Exercise objective: Copy out every line that contains "package".

Raw data:

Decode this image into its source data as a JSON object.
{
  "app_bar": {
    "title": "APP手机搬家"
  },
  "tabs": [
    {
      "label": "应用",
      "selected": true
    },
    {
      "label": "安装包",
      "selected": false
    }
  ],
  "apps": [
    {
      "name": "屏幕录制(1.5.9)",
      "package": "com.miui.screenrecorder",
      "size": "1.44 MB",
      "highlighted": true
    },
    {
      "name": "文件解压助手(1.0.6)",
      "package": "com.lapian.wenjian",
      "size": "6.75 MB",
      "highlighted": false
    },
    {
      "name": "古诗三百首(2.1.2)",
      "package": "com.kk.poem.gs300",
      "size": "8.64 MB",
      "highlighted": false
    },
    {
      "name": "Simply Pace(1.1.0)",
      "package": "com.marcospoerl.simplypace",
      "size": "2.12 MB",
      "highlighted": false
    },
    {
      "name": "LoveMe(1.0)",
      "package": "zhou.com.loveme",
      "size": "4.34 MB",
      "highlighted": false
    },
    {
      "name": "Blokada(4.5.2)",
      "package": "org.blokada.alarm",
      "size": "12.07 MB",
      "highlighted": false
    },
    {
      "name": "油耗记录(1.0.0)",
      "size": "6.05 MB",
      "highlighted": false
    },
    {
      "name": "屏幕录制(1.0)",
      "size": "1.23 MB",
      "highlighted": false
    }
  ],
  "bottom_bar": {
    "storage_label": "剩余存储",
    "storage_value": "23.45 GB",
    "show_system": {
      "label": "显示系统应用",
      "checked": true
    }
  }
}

Worked answer:
      "package": "com.miui.screenrecorder",
      "package": "com.lapian.wenjian",
      "package": "com.kk.poem.gs300",
      "package": "com.marcospoerl.simplypace",
      "package": "zhou.com.loveme",
      "package": "org.blokada.alarm",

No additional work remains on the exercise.